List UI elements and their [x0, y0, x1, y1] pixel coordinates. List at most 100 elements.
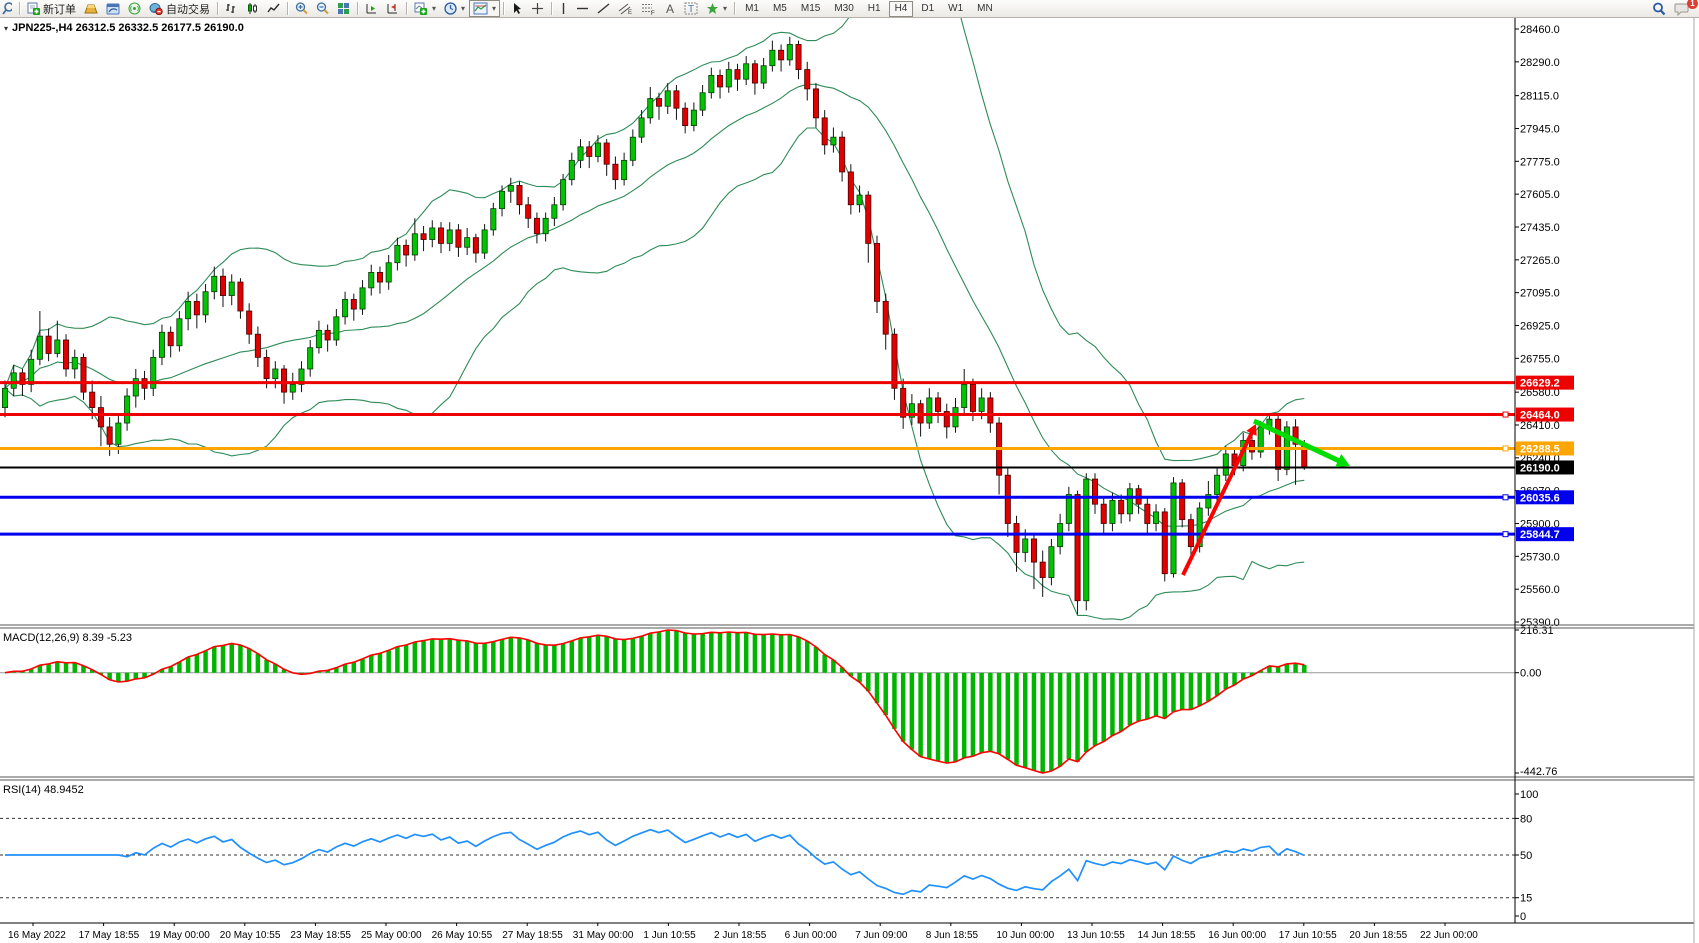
- zoom-out-button[interactable]: [312, 0, 333, 17]
- macd-label: MACD(12,26,9) 8.39 -5.23: [3, 632, 132, 644]
- candle: [508, 185, 513, 191]
- candle: [1119, 500, 1124, 514]
- candle: [186, 301, 191, 318]
- market-watch-icon: [106, 3, 120, 15]
- candle: [543, 218, 548, 233]
- channel-icon: E: [618, 2, 633, 15]
- time-tick: 16 Jun 00:00: [1208, 930, 1266, 941]
- search-icon: [1652, 2, 1666, 16]
- time-tick: 10 Jun 00:00: [996, 930, 1054, 941]
- candle: [953, 408, 958, 427]
- bar-chart-button[interactable]: [221, 0, 242, 17]
- candle: [168, 332, 173, 346]
- time-tick: 2 Jun 18:55: [714, 930, 767, 941]
- arrows-shapes-icon: [706, 2, 719, 15]
- caret-down-icon: ▾: [432, 4, 436, 13]
- candle: [229, 282, 234, 296]
- candle: [1249, 440, 1254, 452]
- candle: [1023, 539, 1028, 553]
- candle: [11, 373, 16, 388]
- time-tick: 23 May 18:55: [290, 930, 351, 941]
- text-a-icon: A: [664, 2, 676, 15]
- chart-shift-button[interactable]: [382, 0, 403, 17]
- shapes-button[interactable]: ▾: [702, 0, 731, 17]
- text-button[interactable]: A: [660, 0, 680, 17]
- price-tick: 28290.0: [1520, 57, 1560, 69]
- candle: [866, 195, 871, 243]
- timeframe-button-w1[interactable]: W1: [942, 1, 969, 17]
- chart-menu-icon[interactable]: ▾: [4, 24, 8, 33]
- candle: [255, 334, 260, 357]
- timeframe-button-m1[interactable]: M1: [739, 1, 765, 17]
- svg-text:100: 100: [1520, 789, 1538, 801]
- new-chart-button[interactable]: ▾: [410, 0, 440, 17]
- fibonacci-button[interactable]: F: [637, 0, 660, 17]
- chat-button[interactable]: 1: [1670, 0, 1693, 17]
- new-order-button[interactable]: 新订单: [23, 0, 80, 17]
- history-magnifier-icon[interactable]: [0, 0, 16, 17]
- candle: [159, 332, 164, 357]
- timeframe-button-d1[interactable]: D1: [915, 1, 940, 17]
- vertical-line-button[interactable]: [555, 0, 572, 17]
- timeframe-button-h4[interactable]: H4: [889, 1, 914, 17]
- tile-windows-button[interactable]: [333, 0, 354, 17]
- search-button[interactable]: [1648, 0, 1670, 17]
- templates-button[interactable]: ▾: [469, 0, 500, 17]
- caret-down-icon: ▾: [461, 4, 465, 13]
- candle: [377, 272, 382, 282]
- chart-canvas[interactable]: MACD(12,26,9) 8.39 -5.23216.310.00-442.7…: [0, 0, 1699, 943]
- candle: [901, 388, 906, 417]
- time-tick: 7 Jun 09:00: [855, 930, 908, 941]
- candle: [273, 369, 278, 379]
- auto-scroll-icon: [365, 2, 378, 15]
- zoom-in-button[interactable]: [291, 0, 312, 17]
- candle: [369, 272, 374, 287]
- chat-badge: 1: [1687, 0, 1698, 9]
- new-order-icon: [27, 2, 40, 15]
- text-label-button[interactable]: T: [680, 0, 702, 17]
- toolbar-separator: [503, 2, 504, 15]
- timeframe-button-h1[interactable]: H1: [862, 1, 887, 17]
- candle: [831, 137, 836, 145]
- template-icon: [473, 2, 488, 15]
- timeframe-button-m30[interactable]: M30: [828, 1, 859, 17]
- candle: [1180, 483, 1185, 520]
- candle-chart-button[interactable]: [242, 0, 263, 17]
- candle: [473, 238, 478, 253]
- autotrade-button[interactable]: 自动交易: [145, 0, 214, 17]
- timeframe-button-mn[interactable]: MN: [971, 1, 999, 17]
- chart-background[interactable]: [0, 17, 1699, 943]
- timeframe-button-m5[interactable]: M5: [767, 1, 793, 17]
- bar-chart-icon: [225, 2, 238, 15]
- cursor-button[interactable]: [507, 0, 527, 17]
- trendline-button[interactable]: [593, 0, 614, 17]
- candle: [648, 99, 653, 118]
- periods-button[interactable]: ▾: [440, 0, 469, 17]
- equidistant-channel-button[interactable]: E: [614, 0, 637, 17]
- profile-button[interactable]: [80, 0, 102, 17]
- candle: [735, 70, 740, 80]
- price-tick: 26925.0: [1520, 321, 1560, 333]
- horizontal-line-button[interactable]: [572, 0, 593, 17]
- candle: [90, 392, 95, 407]
- candle: [604, 143, 609, 164]
- time-tick: 31 May 00:00: [573, 930, 634, 941]
- line-handle: [1503, 532, 1508, 537]
- crosshair-button[interactable]: [527, 0, 548, 17]
- price-tick: 26410.0: [1520, 420, 1560, 432]
- candle: [822, 118, 827, 145]
- candle: [962, 384, 967, 407]
- magnifier-partial-icon: [2, 2, 12, 15]
- candle: [988, 398, 993, 423]
- candle: [351, 299, 356, 309]
- auto-scroll-button[interactable]: [361, 0, 382, 17]
- candle: [342, 299, 347, 316]
- line-handle: [1503, 495, 1508, 500]
- candle: [639, 118, 644, 137]
- timeframe-button-m15[interactable]: M15: [795, 1, 826, 17]
- signals-button[interactable]: [124, 0, 145, 17]
- candle: [212, 276, 217, 291]
- candle: [325, 330, 330, 340]
- line-chart-button[interactable]: [263, 0, 284, 17]
- market-watch-button[interactable]: [102, 0, 124, 17]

——————

▸ WHAT IS EXPECTED: Copy the data above word for word, leaving out the pictures.

▸ COMPLETED EXERCISE:
List UI elements and their [x0, y0, x1, y1] pixel coordinates. List at most 100 elements.
- zoom-out-button[interactable]: [312, 0, 333, 17]
- macd-label: MACD(12,26,9) 8.39 -5.23: [3, 632, 132, 644]
- candle: [508, 185, 513, 191]
- candle: [1119, 500, 1124, 514]
- candle: [186, 301, 191, 318]
- market-watch-icon: [106, 3, 120, 15]
- candle: [543, 218, 548, 233]
- channel-icon: E: [618, 2, 633, 15]
- time-tick: 16 Jun 00:00: [1208, 930, 1266, 941]
- search-icon: [1652, 2, 1666, 16]
- time-tick: 10 Jun 00:00: [996, 930, 1054, 941]
- candle: [953, 408, 958, 427]
- bar-chart-button[interactable]: [221, 0, 242, 17]
- candle: [168, 332, 173, 346]
- time-tick: 2 Jun 18:55: [714, 930, 767, 941]
- arrows-shapes-icon: [706, 2, 719, 15]
- caret-down-icon: ▾: [432, 4, 436, 13]
- candle: [229, 282, 234, 296]
- candle: [1249, 440, 1254, 452]
- candle: [1023, 539, 1028, 553]
- candle: [11, 373, 16, 388]
- time-tick: 23 May 18:55: [290, 930, 351, 941]
- text-a-icon: A: [664, 2, 676, 15]
- chart-shift-button[interactable]: [382, 0, 403, 17]
- shapes-button[interactable]: ▾: [702, 0, 731, 17]
- text-button[interactable]: A: [660, 0, 680, 17]
- price-tick: 28290.0: [1520, 57, 1560, 69]
- candle: [866, 195, 871, 243]
- timeframe-button-w1[interactable]: W1: [942, 1, 969, 17]
- chart-menu-icon[interactable]: ▾: [4, 24, 8, 33]
- candle: [255, 334, 260, 357]
- timeframe-button-m1[interactable]: M1: [739, 1, 765, 17]
- svg-text:100: 100: [1520, 789, 1538, 801]
- new-chart-button[interactable]: ▾: [410, 0, 440, 17]
- fibonacci-button[interactable]: F: [637, 0, 660, 17]
- chat-button[interactable]: 1: [1670, 0, 1693, 17]
- new-order-button[interactable]: 新订单: [23, 0, 80, 17]
- history-magnifier-icon[interactable]: [0, 0, 16, 17]
- candle: [159, 332, 164, 357]
- timeframe-button-d1[interactable]: D1: [915, 1, 940, 17]
- vertical-line-button[interactable]: [555, 0, 572, 17]
- timeframe-button-h4[interactable]: H4: [889, 1, 914, 17]
- tile-windows-button[interactable]: [333, 0, 354, 17]
- search-button[interactable]: [1648, 0, 1670, 17]
- templates-button[interactable]: ▾: [469, 0, 500, 17]
- caret-down-icon: ▾: [461, 4, 465, 13]
- candle: [377, 272, 382, 282]
- chart-canvas[interactable]: MACD(12,26,9) 8.39 -5.23216.310.00-442.7…: [0, 0, 1699, 943]
- candle: [901, 388, 906, 417]
- time-tick: 7 Jun 09:00: [855, 930, 908, 941]
- candle: [273, 369, 278, 379]
- auto-scroll-icon: [365, 2, 378, 15]
- zoom-in-button[interactable]: [291, 0, 312, 17]
- candle: [369, 272, 374, 287]
- chat-badge: 1: [1687, 0, 1698, 9]
- new-order-icon: [27, 2, 40, 15]
- text-label-button[interactable]: T: [680, 0, 702, 17]
- toolbar-separator: [503, 2, 504, 15]
- timeframe-button-h1[interactable]: H1: [862, 1, 887, 17]
- candle: [831, 137, 836, 145]
- template-icon: [473, 2, 488, 15]
- timeframe-button-m30[interactable]: M30: [828, 1, 859, 17]
- candle: [1180, 483, 1185, 520]
- candle-chart-button[interactable]: [242, 0, 263, 17]
- candle: [473, 238, 478, 253]
- autotrade-button[interactable]: 自动交易: [145, 0, 214, 17]
- timeframe-button-mn[interactable]: MN: [971, 1, 999, 17]
- chart-background[interactable]: [0, 17, 1699, 943]
- timeframe-button-m5[interactable]: M5: [767, 1, 793, 17]
- bar-chart-icon: [225, 2, 238, 15]
- cursor-button[interactable]: [507, 0, 527, 17]
- trendline-button[interactable]: [593, 0, 614, 17]
- candle: [648, 99, 653, 118]
- periods-button[interactable]: ▾: [440, 0, 469, 17]
- equidistant-channel-button[interactable]: E: [614, 0, 637, 17]
- profile-button[interactable]: [80, 0, 102, 17]
- candle: [735, 70, 740, 80]
- price-tick: 26925.0: [1520, 321, 1560, 333]
- horizontal-line-button[interactable]: [572, 0, 593, 17]
- candle: [90, 392, 95, 407]
- candle: [604, 143, 609, 164]
- time-tick: 31 May 00:00: [573, 930, 634, 941]
- line-handle: [1503, 532, 1508, 537]
- crosshair-button[interactable]: [527, 0, 548, 17]
- price-tick: 26410.0: [1520, 420, 1560, 432]
- candle: [822, 118, 827, 145]
- candle: [962, 384, 967, 407]
- magnifier-partial-icon: [2, 2, 12, 15]
- candle: [988, 398, 993, 423]
- candle: [351, 299, 356, 309]
- auto-scroll-button[interactable]: [361, 0, 382, 17]
- candle: [342, 299, 347, 316]
- line-handle: [1503, 495, 1508, 500]
- candle: [639, 118, 644, 137]
- timeframe-button-m15[interactable]: M15: [795, 1, 826, 17]
- signals-button[interactable]: [124, 0, 145, 17]
- candle: [212, 276, 217, 291]
- candle: [325, 330, 330, 340]
- line-chart-button[interactable]: [263, 0, 284, 17]
- market-watch-button[interactable]: [102, 0, 124, 17]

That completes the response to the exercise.